**PASSAGE GIVEN**.
•••

United States District Court, E.D. California

September 9, 2019

DALE DUSTIN, Plaintiff,
v.
W. BLAKELY, et al., Defendants.

          ORDER

          DENNIS M. COTA UNITED STATES MAGISTRATE JUDGE

         Plaintiff, a prisoner proceeding pro se, brings this civil rights action pursuant to 42 U.S.C. § 1983. Pending before the Court are Plaintiff's complaint (ECF No. 1) and Plaintiff's motion for court intervention. (ECF No. 10). In Plaintiff's complaint he attempts to allege a multitude of constitutional and statutory violations.

         I. SCREENING REQUIREMENT AND STANDARD

         The Court is required to screen complaints brought by prisoners seeking relief against a governmental entity or officer or employee of a governmental entity. See 28 U.S.C. § 1915A(a). The Court must dismiss a complaint or portion thereof if it: (1) is frivolous or malicious; (2) fails to state a claim upon which relief can be granted; or (3) seeks monetary relief from a defendant who is immune from such relief. See 28 U.S.C. § 1915A(b)(1), (2).

•••

**MATERIAL PROVIDED**.
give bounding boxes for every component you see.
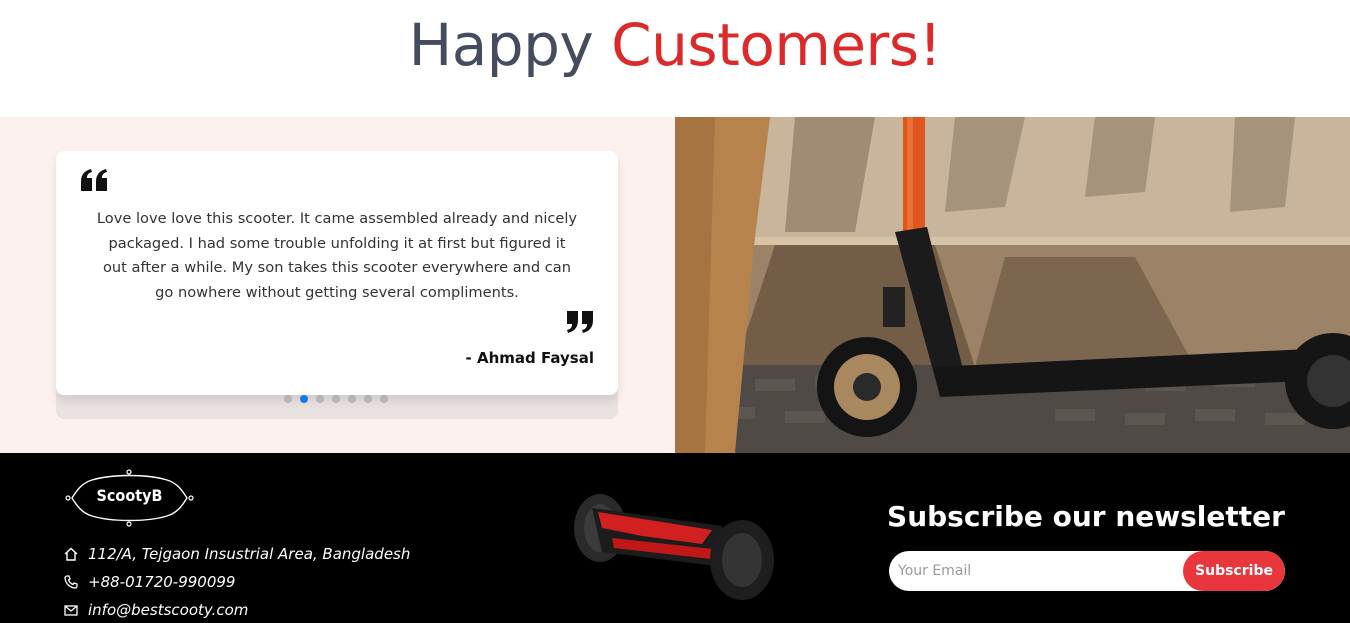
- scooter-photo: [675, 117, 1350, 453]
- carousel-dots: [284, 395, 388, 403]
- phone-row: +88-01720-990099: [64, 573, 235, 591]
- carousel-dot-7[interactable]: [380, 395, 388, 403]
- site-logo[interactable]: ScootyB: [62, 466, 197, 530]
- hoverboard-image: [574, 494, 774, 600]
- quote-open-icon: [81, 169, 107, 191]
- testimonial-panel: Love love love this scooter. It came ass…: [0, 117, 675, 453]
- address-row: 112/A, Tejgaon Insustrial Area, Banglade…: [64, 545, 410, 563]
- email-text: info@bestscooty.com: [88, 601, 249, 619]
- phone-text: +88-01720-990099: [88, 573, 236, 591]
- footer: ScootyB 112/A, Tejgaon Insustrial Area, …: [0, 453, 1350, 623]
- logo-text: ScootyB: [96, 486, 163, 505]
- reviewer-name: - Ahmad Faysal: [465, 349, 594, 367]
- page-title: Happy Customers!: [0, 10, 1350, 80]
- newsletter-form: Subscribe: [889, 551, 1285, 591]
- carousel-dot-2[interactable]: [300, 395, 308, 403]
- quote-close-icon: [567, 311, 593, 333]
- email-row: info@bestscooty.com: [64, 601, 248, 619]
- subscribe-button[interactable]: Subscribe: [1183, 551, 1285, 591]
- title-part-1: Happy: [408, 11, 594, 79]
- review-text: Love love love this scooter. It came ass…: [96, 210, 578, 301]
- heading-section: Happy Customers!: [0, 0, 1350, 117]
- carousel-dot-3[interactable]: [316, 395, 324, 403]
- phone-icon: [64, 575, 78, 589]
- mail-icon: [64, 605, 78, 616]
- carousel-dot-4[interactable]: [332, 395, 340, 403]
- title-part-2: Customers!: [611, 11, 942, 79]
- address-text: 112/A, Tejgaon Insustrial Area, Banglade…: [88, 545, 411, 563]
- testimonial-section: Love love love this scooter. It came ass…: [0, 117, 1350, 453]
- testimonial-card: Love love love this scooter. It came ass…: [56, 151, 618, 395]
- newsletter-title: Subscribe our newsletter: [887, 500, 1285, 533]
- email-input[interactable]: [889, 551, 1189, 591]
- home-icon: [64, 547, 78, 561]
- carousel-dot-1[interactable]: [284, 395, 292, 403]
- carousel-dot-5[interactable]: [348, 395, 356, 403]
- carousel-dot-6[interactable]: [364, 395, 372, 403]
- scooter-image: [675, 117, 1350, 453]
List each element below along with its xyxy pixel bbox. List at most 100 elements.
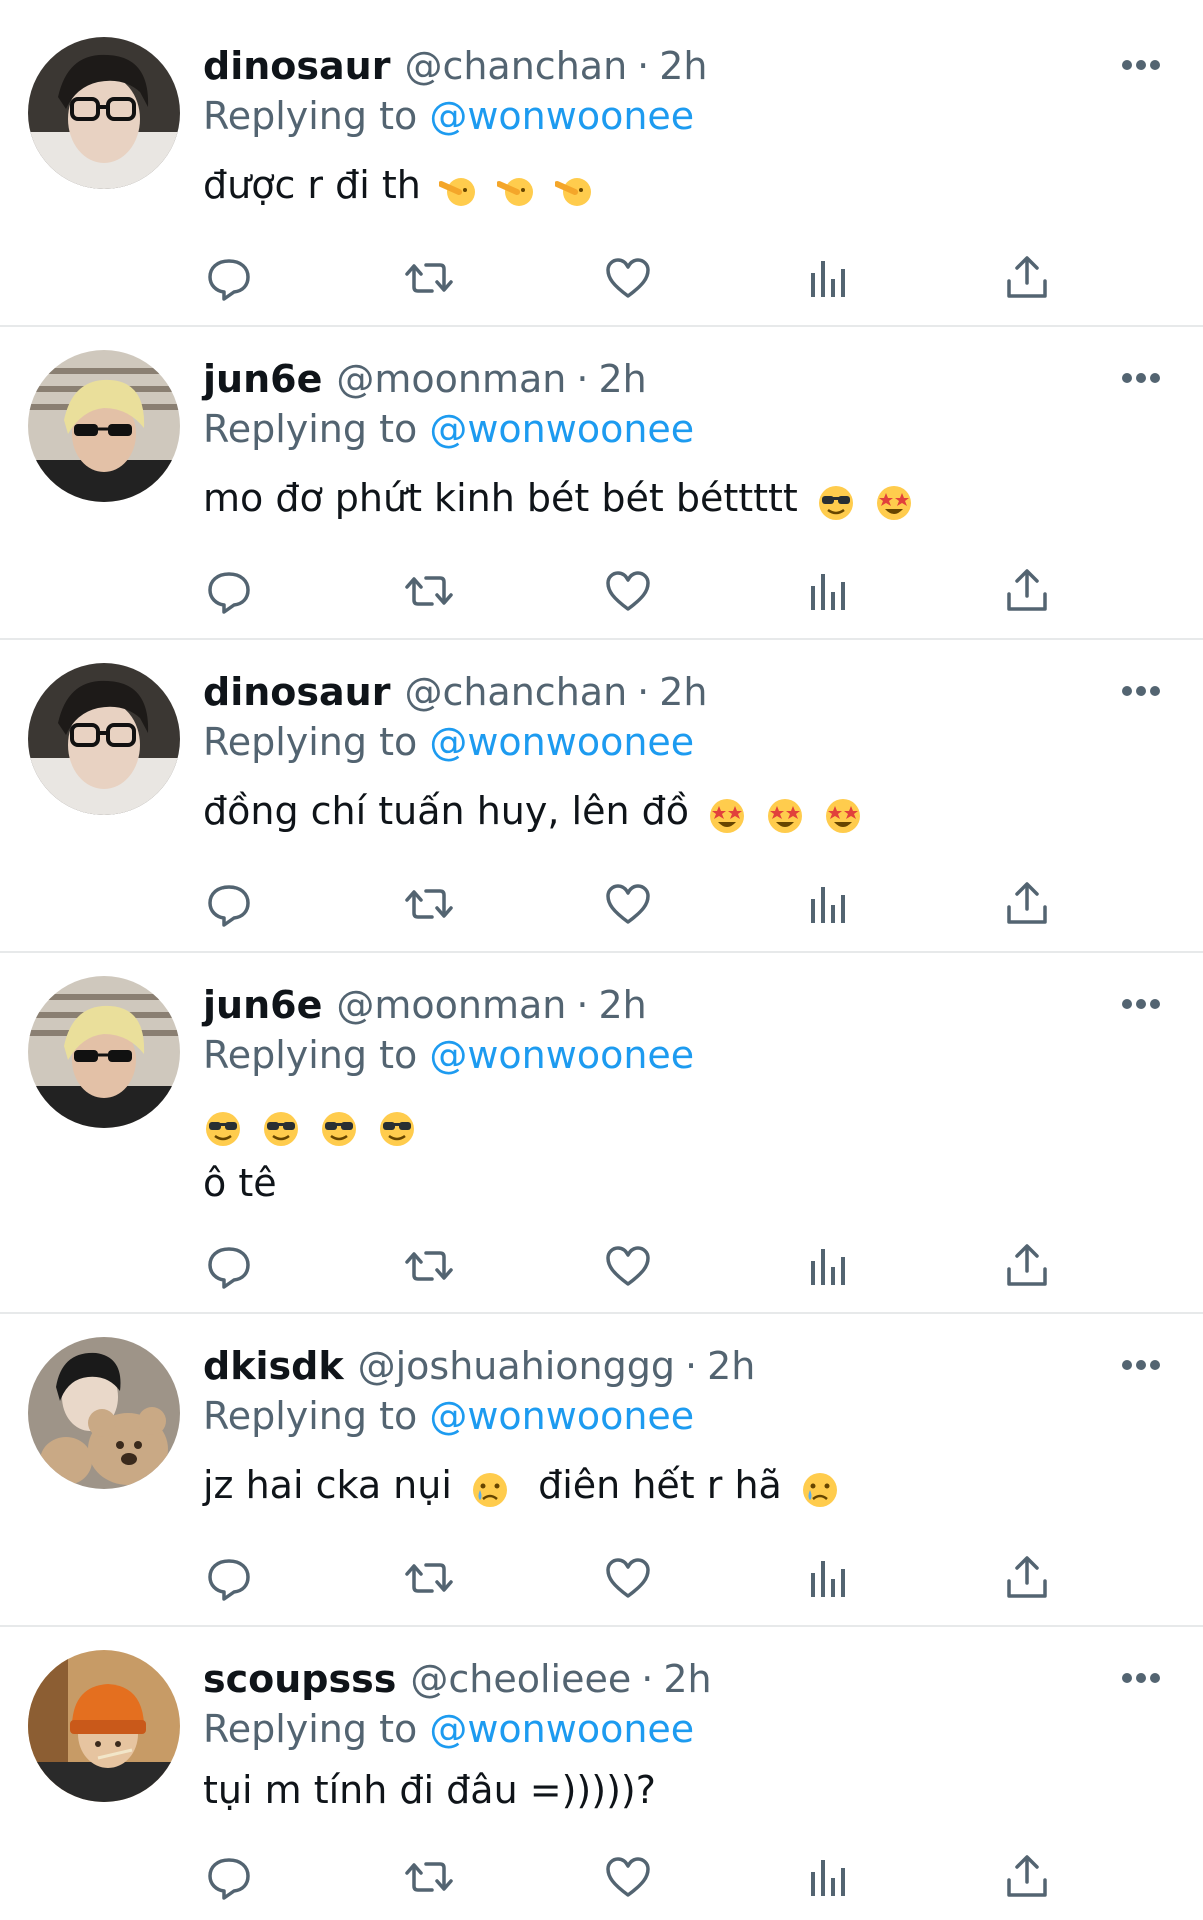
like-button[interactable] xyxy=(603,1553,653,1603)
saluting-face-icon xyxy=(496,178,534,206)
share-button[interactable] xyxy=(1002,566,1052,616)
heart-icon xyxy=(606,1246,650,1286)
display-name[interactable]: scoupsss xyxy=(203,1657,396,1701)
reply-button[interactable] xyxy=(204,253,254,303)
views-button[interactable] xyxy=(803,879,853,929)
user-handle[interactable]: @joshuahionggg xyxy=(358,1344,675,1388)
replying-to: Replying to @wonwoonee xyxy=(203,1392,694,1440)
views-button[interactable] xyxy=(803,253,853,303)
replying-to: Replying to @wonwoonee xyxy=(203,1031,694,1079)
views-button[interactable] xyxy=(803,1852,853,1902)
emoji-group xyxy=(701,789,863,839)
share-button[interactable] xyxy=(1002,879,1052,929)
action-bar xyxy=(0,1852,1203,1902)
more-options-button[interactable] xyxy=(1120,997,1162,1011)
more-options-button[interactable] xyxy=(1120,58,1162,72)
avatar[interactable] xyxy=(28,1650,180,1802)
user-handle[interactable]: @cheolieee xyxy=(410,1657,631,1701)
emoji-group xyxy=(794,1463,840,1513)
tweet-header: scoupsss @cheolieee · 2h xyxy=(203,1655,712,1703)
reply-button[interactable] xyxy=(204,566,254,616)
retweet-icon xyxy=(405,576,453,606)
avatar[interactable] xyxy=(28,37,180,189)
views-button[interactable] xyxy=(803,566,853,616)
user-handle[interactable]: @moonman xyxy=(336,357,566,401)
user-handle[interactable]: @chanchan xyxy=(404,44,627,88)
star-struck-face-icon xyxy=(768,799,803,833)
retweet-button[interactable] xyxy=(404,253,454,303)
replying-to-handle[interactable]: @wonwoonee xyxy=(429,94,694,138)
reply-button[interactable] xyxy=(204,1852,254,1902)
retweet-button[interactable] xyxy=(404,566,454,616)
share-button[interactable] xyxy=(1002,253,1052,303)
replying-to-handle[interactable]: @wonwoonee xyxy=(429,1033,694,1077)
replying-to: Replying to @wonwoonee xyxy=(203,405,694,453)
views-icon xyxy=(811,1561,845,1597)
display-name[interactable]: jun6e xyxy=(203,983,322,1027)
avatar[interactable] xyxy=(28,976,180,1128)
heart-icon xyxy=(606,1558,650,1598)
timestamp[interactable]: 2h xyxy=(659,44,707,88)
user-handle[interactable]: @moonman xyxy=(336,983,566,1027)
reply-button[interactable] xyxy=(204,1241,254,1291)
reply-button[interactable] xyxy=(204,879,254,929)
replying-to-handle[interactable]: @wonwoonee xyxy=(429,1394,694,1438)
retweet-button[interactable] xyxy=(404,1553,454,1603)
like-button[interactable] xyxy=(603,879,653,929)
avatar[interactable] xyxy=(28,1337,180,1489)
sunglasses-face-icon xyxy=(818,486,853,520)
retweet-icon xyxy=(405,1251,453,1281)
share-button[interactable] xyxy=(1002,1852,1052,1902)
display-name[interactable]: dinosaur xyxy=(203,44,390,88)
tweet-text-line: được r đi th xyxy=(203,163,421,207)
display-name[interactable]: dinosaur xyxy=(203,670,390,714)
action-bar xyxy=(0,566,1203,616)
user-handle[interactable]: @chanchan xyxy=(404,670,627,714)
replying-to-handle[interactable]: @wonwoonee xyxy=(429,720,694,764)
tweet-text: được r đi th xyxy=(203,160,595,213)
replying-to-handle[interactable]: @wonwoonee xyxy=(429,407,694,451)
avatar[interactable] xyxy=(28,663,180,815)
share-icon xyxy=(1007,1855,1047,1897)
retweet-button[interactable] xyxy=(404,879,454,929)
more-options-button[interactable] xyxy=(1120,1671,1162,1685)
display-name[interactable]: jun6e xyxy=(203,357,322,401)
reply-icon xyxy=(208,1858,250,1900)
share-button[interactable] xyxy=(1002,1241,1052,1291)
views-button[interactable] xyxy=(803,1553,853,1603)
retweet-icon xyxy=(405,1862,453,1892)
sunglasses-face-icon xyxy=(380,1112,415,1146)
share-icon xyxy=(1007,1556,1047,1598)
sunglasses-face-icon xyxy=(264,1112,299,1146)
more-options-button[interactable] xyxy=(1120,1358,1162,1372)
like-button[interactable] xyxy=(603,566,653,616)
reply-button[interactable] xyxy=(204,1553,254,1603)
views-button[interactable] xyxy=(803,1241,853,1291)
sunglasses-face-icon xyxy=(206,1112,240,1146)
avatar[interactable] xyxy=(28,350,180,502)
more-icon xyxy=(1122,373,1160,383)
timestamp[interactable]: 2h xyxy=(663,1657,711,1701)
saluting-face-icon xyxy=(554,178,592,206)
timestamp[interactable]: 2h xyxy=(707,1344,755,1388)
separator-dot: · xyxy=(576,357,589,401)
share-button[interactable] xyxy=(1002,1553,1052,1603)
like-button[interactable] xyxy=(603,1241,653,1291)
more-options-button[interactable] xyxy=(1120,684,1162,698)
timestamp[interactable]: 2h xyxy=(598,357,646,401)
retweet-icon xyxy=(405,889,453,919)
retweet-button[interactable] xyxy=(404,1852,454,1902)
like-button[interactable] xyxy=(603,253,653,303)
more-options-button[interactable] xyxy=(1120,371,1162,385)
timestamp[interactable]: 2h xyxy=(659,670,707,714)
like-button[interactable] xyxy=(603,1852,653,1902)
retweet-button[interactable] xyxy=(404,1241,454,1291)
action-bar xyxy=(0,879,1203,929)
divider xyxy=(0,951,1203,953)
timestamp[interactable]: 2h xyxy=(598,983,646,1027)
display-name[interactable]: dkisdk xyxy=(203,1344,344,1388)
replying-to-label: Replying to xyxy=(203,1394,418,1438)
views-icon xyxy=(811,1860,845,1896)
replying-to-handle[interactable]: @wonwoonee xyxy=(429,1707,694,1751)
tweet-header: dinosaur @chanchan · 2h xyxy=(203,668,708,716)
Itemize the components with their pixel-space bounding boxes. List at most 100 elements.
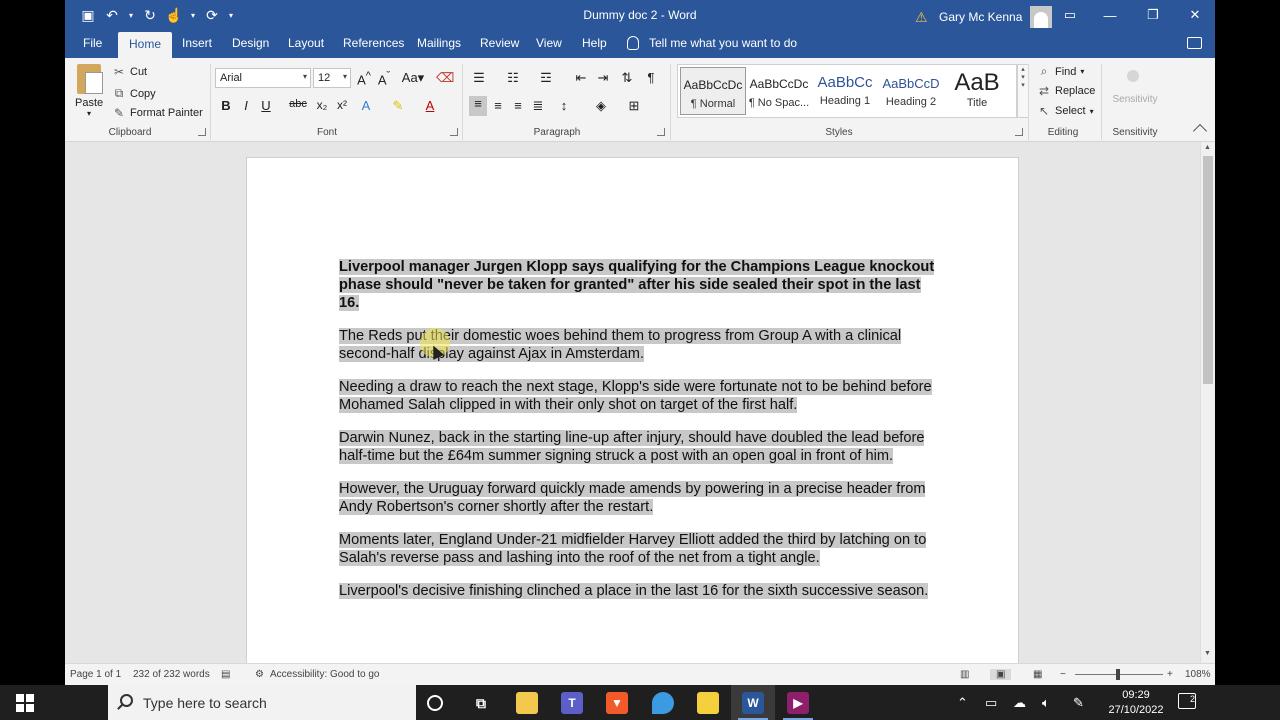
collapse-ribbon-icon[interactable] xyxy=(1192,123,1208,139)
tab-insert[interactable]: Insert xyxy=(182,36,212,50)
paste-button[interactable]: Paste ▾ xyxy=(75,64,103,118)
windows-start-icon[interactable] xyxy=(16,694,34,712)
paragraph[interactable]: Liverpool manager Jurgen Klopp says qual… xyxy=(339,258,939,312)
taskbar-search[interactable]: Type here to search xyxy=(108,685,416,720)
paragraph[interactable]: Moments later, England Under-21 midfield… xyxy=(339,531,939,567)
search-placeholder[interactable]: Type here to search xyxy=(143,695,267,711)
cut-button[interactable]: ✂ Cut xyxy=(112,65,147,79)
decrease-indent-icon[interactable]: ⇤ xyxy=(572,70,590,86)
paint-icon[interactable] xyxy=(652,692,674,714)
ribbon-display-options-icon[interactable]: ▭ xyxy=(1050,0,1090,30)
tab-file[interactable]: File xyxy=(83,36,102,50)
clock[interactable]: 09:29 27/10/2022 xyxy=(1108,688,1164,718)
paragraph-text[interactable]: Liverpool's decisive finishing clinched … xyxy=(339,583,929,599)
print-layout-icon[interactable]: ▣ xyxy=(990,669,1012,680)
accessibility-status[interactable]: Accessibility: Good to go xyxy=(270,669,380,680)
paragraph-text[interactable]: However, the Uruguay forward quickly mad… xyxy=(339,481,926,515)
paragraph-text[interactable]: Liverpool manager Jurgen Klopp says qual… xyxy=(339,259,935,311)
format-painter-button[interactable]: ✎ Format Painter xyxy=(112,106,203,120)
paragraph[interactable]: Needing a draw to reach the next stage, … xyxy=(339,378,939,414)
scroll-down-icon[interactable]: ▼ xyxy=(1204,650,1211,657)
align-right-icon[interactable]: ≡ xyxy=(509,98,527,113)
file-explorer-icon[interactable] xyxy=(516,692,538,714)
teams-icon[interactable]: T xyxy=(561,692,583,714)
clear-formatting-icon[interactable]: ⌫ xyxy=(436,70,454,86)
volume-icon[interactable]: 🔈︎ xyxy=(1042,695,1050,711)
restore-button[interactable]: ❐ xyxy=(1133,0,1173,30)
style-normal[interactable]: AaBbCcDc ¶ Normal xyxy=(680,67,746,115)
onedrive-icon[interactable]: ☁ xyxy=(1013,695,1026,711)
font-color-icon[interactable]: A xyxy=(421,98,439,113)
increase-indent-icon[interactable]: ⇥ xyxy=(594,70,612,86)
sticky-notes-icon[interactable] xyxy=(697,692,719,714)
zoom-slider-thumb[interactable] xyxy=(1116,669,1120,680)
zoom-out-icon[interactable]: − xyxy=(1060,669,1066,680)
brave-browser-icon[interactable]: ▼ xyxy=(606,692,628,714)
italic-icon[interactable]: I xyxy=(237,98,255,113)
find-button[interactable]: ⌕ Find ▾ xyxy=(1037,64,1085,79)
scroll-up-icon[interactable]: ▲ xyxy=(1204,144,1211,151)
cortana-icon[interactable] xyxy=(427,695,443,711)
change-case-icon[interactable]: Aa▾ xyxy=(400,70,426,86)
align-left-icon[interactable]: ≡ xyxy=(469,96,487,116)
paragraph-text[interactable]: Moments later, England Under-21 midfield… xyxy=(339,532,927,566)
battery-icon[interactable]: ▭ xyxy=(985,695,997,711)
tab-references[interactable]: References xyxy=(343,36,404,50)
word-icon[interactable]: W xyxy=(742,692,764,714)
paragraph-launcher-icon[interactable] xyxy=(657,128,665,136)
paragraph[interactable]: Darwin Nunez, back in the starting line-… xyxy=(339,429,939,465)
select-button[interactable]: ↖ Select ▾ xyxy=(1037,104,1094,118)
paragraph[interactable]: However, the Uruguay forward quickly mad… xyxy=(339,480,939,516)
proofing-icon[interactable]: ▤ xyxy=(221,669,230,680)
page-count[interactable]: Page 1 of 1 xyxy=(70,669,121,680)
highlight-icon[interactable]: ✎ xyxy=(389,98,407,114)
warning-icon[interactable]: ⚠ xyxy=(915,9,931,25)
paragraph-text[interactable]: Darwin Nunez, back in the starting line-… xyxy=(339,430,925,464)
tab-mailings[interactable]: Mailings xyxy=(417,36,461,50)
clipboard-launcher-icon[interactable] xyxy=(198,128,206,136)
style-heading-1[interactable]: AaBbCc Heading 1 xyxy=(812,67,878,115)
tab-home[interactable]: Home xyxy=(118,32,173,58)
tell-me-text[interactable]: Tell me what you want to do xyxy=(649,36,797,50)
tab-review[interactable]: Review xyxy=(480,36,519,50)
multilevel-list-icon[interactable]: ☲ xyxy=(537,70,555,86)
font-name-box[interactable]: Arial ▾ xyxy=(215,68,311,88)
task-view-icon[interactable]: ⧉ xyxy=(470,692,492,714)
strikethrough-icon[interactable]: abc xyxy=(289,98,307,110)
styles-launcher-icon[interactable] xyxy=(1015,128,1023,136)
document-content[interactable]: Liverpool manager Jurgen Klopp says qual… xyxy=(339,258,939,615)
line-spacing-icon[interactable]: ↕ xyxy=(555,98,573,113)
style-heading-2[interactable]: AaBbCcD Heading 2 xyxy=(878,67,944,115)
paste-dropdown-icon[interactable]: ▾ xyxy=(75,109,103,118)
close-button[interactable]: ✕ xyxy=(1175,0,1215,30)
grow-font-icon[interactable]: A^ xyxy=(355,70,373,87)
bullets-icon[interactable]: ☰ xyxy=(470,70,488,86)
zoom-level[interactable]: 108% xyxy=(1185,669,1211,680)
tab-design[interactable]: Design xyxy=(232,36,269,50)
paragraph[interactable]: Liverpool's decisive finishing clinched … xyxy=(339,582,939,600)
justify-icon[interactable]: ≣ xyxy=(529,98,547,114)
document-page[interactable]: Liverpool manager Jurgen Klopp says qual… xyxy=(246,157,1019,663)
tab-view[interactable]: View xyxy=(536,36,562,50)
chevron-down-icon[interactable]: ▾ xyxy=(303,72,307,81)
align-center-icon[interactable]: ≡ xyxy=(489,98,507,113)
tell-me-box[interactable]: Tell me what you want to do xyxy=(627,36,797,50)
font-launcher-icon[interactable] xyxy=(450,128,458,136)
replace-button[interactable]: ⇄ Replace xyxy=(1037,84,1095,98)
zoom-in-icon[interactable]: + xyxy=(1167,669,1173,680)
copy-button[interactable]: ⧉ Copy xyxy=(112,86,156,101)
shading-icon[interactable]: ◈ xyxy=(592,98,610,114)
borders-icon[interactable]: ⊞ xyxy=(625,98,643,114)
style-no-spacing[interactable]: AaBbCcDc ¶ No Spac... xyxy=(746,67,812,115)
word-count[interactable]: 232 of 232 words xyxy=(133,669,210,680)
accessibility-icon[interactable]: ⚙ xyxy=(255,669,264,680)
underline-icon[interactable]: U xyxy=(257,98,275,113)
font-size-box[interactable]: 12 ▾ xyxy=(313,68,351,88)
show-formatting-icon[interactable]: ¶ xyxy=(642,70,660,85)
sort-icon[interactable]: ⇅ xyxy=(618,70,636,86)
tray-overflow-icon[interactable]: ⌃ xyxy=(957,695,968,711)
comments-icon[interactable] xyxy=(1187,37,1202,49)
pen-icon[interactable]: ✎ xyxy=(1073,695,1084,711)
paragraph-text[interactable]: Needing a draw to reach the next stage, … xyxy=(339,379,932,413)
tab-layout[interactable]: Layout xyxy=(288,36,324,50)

•••

**TASK GOAL**.
Reproduce the court order above word for word, in full.

**OUTPUT BELOW**.
United States District Court, E.D. California

September 9, 2019

DALE DUSTIN, Plaintiff,
v.
W. BLAKELY, et al., Defendants.

          ORDER

          DENNIS M. COTA UNITED STATES MAGISTRATE JUDGE

         Plaintiff, a prisoner proceeding pro se, brings this civil rights action pursuant to 42 U.S.C. § 1983. Pending before the Court are Plaintiff's complaint (ECF No. 1) and Plaintiff's motion for court intervention. (ECF No. 10). In Plaintiff's complaint he attempts to allege a multitude of constitutional and statutory violations.

         I. SCREENING REQUIREMENT AND STANDARD

         The Court is required to screen complaints brought by prisoners seeking relief against a governmental entity or officer or employee of a governmental entity. See 28 U.S.C. § 1915A(a). The Court must dismiss a complaint or portion thereof if it: (1) is frivolous or malicious; (2) fails to state a claim upon which relief can be granted; or (3) seeks monetary relief from a defendant who is immune from such relief. See 28 U.S.C. § 1915A(b)(1), (2).